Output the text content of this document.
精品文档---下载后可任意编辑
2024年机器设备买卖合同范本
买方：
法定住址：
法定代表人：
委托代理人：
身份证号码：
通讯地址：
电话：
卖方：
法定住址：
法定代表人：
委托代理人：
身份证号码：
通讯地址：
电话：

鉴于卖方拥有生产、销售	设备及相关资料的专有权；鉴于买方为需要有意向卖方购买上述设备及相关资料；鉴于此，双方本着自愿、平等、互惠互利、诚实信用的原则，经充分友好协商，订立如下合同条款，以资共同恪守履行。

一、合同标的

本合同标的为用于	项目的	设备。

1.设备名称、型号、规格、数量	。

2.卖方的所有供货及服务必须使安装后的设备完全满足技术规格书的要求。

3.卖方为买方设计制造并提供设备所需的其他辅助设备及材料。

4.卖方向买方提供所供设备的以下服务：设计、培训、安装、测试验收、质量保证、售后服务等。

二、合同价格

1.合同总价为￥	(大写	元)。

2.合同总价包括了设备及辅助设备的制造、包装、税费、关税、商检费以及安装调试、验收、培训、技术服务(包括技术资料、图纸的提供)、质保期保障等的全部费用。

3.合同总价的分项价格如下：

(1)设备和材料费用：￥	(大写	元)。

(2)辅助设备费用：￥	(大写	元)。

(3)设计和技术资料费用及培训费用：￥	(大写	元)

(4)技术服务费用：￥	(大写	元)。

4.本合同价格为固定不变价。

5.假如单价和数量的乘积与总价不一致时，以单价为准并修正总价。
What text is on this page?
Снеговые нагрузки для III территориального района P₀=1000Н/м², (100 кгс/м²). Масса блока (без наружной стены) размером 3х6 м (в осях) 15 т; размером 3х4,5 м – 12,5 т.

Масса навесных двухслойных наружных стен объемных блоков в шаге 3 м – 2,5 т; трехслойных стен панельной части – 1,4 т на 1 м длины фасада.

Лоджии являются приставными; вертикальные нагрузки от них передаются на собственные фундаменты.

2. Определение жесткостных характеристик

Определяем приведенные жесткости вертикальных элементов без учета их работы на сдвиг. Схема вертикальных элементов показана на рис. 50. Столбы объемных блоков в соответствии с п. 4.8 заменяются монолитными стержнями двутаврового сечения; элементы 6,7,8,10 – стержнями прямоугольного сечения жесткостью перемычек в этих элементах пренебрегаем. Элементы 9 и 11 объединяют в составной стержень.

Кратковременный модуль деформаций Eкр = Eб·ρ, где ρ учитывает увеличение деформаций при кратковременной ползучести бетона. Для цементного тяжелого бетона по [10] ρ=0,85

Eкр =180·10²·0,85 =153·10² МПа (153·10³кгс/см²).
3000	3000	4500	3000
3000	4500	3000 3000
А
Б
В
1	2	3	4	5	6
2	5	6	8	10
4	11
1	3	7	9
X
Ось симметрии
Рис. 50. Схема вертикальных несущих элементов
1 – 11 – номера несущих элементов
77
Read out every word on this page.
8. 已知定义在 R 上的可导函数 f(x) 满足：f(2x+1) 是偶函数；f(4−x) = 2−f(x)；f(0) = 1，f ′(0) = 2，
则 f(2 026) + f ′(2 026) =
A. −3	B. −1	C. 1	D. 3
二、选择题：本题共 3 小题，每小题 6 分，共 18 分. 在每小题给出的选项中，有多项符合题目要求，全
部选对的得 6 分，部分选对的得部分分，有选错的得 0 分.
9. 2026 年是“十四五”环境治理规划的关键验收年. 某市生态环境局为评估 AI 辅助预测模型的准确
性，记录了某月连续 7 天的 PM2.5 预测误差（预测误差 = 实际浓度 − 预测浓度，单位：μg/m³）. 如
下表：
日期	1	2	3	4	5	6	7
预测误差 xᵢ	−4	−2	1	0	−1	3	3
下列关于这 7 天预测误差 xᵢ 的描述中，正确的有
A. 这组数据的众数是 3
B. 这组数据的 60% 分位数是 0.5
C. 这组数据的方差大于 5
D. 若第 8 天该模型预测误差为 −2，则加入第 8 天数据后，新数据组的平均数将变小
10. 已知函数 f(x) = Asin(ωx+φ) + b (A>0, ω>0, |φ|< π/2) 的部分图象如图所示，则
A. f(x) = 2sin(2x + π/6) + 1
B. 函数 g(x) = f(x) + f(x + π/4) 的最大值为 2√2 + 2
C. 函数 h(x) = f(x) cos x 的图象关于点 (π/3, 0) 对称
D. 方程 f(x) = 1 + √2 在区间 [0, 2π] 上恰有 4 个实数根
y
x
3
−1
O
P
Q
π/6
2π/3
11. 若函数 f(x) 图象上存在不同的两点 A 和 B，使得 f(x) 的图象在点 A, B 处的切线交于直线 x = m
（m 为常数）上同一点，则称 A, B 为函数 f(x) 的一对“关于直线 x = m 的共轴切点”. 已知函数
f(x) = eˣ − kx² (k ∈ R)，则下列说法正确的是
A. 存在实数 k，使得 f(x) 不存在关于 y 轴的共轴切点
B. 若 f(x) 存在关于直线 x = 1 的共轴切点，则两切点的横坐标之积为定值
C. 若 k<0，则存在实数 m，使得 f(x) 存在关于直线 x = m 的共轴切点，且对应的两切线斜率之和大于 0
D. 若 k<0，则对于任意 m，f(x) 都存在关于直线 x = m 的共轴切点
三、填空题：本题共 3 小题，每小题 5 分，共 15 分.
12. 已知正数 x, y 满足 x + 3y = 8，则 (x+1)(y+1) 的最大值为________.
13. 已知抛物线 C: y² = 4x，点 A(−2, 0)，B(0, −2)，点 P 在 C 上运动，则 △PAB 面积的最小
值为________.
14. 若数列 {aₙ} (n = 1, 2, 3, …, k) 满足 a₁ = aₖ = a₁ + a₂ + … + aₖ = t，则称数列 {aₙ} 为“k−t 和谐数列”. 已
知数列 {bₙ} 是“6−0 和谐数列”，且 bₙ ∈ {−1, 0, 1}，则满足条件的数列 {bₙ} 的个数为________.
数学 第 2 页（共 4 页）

EXERCISE AIM: Gather every line from the listing above in which "несущих" appears, and copy those lines.

THE SOLUTION:
Рис. 50. Схема вертикальных несущих элементов
1 – 11 – номера несущих элементов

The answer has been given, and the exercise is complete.